_What is required_
Take every line in the entries that includes the word "dass" and copy it.

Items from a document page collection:

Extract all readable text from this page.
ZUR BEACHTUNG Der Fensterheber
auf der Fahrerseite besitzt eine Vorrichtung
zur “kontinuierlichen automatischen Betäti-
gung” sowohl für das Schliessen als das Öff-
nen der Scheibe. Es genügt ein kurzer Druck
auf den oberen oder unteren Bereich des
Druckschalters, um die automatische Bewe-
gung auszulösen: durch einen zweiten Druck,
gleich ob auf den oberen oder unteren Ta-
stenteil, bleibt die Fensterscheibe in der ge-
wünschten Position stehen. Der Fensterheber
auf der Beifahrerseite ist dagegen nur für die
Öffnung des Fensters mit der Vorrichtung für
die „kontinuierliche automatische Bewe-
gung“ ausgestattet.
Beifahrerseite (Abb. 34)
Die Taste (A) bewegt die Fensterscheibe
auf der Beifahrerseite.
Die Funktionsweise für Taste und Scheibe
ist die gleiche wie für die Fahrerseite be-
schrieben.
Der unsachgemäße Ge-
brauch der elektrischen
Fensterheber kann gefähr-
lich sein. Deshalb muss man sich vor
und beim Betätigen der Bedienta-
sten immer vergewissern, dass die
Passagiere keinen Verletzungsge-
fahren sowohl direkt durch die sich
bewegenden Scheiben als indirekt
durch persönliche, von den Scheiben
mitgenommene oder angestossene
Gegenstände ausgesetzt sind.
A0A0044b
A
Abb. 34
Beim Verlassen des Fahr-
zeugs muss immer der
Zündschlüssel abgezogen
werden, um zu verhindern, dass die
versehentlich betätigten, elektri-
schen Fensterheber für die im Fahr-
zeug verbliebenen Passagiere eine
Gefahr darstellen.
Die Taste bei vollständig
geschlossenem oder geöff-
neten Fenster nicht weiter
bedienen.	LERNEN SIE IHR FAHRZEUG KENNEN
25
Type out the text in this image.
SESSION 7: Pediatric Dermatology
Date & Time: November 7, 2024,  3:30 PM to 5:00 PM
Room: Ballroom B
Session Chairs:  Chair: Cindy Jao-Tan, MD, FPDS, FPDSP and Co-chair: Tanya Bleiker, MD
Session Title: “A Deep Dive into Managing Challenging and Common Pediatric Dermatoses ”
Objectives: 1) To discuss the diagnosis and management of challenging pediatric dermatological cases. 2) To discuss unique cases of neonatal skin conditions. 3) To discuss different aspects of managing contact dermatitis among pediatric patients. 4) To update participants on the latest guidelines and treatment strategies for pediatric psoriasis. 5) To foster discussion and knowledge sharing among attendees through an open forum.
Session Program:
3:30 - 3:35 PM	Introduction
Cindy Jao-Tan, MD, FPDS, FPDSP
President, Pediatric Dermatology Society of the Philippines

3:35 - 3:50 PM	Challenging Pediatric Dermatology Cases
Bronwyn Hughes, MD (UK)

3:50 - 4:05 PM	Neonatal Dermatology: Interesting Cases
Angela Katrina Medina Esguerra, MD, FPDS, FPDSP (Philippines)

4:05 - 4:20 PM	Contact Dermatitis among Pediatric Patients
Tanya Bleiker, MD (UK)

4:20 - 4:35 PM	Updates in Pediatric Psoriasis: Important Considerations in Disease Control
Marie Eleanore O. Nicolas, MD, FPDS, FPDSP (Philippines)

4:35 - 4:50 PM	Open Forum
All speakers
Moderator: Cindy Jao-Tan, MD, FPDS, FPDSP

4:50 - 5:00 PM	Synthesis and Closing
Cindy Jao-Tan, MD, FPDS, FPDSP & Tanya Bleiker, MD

_Written answer_
sten immer vergewissern, dass die
werden, um zu verhindern, dass die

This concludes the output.